▶ **What to produce**:
Extract the text of every entry below exactly; leave images out.

▶ **Entries provided**:
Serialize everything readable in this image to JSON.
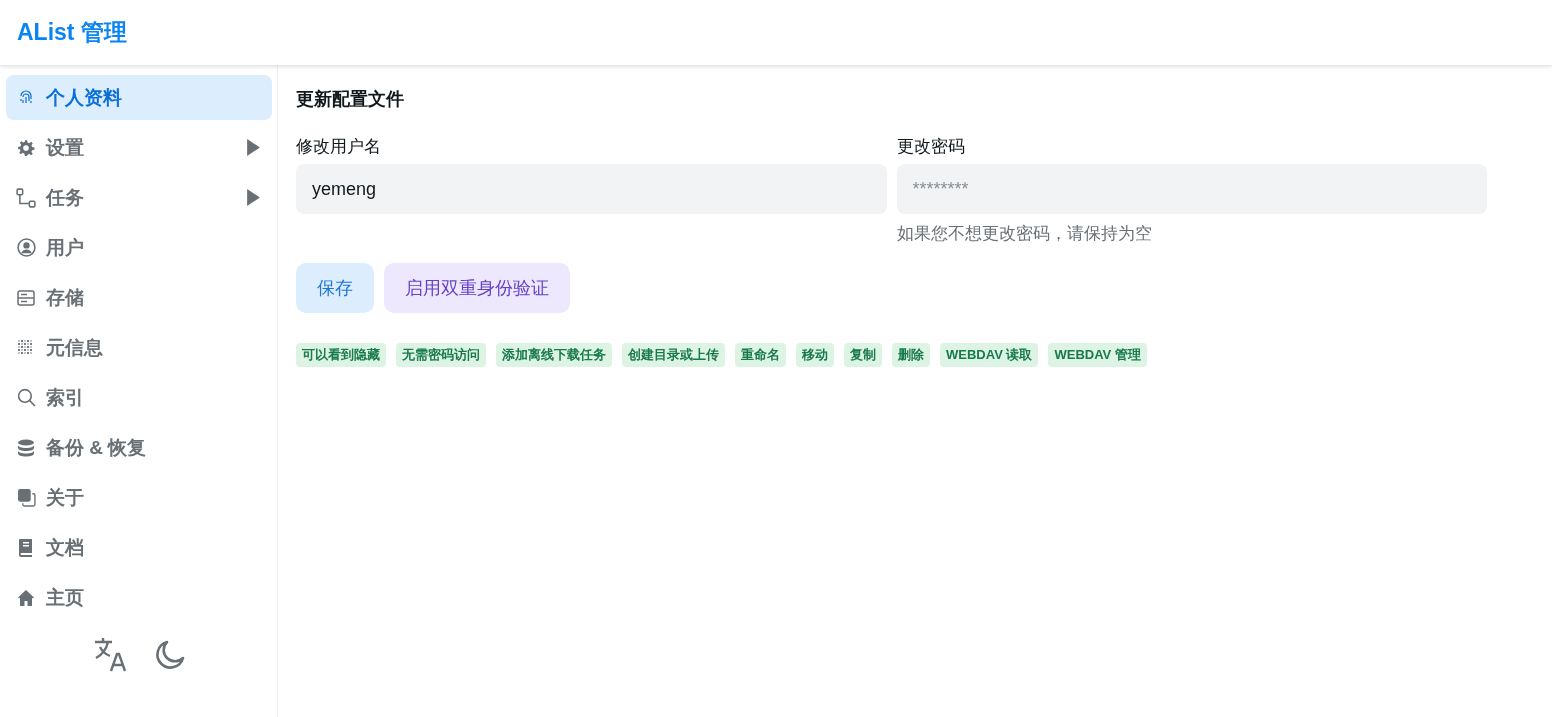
{
  "header": {
    "title": "AList 管理"
  },
  "sidebar": {
    "items": [
      {
        "kind": "fingerprint",
        "label": "个人资料",
        "selected": true,
        "submenu": false
      },
      {
        "kind": "gear",
        "label": "设置",
        "selected": false,
        "submenu": true
      },
      {
        "kind": "flow",
        "label": "任务",
        "selected": false,
        "submenu": true
      },
      {
        "kind": "user",
        "label": "用户",
        "selected": false,
        "submenu": false
      },
      {
        "kind": "storage",
        "label": "存储",
        "selected": false,
        "submenu": false
      },
      {
        "kind": "grid",
        "label": "元信息",
        "selected": false,
        "submenu": false
      },
      {
        "kind": "search",
        "label": "索引",
        "selected": false,
        "submenu": false
      },
      {
        "kind": "database",
        "label": "备份 & 恢复",
        "selected": false,
        "submenu": false
      },
      {
        "kind": "copy",
        "label": "关于",
        "selected": false,
        "submenu": false
      },
      {
        "kind": "book",
        "label": "文档",
        "selected": false,
        "submenu": false
      },
      {
        "kind": "home",
        "label": "主页",
        "selected": false,
        "submenu": false
      }
    ]
  },
  "main": {
    "title": "更新配置文件",
    "fields": [
      {
        "label": "修改用户名",
        "value": "yemeng"
      },
      {
        "label": "更改密码",
        "placeholder": "********",
        "hint": "如果您不想更改密码，请保持为空"
      }
    ],
    "buttons": [
      {
        "kind": "primary",
        "label": "保存"
      },
      {
        "kind": "secondary",
        "label": "启用双重身份验证"
      }
    ],
    "permissions": [
      "可以看到隐藏",
      "无需密码访问",
      "添加离线下载任务",
      "创建目录或上传",
      "重命名",
      "移动",
      "复制",
      "删除",
      "WEBDAV 读取",
      "WEBDAV 管理"
    ]
  }
}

▶ **Exercise solution**:
Serialize everything readable in this image to JSON.
{
  "header": {
    "title": "AList 管理"
  },
  "sidebar": {
    "items": [
      {
        "kind": "fingerprint",
        "label": "个人资料",
        "selected": true,
        "submenu": false
      },
      {
        "kind": "gear",
        "label": "设置",
        "selected": false,
        "submenu": true
      },
      {
        "kind": "flow",
        "label": "任务",
        "selected": false,
        "submenu": true
      },
      {
        "kind": "user",
        "label": "用户",
        "selected": false,
        "submenu": false
      },
      {
        "kind": "storage",
        "label": "存储",
        "selected": false,
        "submenu": false
      },
      {
        "kind": "grid",
        "label": "元信息",
        "selected": false,
        "submenu": false
      },
      {
        "kind": "search",
        "label": "索引",
        "selected": false,
        "submenu": false
      },
      {
        "kind": "database",
        "label": "备份 & 恢复",
        "selected": false,
        "submenu": false
      },
      {
        "kind": "copy",
        "label": "关于",
        "selected": false,
        "submenu": false
      },
      {
        "kind": "book",
        "label": "文档",
        "selected": false,
        "submenu": false
      },
      {
        "kind": "home",
        "label": "主页",
        "selected": false,
        "submenu": false
      }
    ]
  },
  "main": {
    "title": "更新配置文件",
    "fields": [
      {
        "label": "修改用户名",
        "value": "yemeng"
      },
      {
        "label": "更改密码",
        "placeholder": "********",
        "hint": "如果您不想更改密码，请保持为空"
      }
    ],
    "buttons": [
      {
        "kind": "primary",
        "label": "保存"
      },
      {
        "kind": "secondary",
        "label": "启用双重身份验证"
      }
    ],
    "permissions": [
      "可以看到隐藏",
      "无需密码访问",
      "添加离线下载任务",
      "创建目录或上传",
      "重命名",
      "移动",
      "复制",
      "删除",
      "WEBDAV 读取",
      "WEBDAV 管理"
    ]
  }
}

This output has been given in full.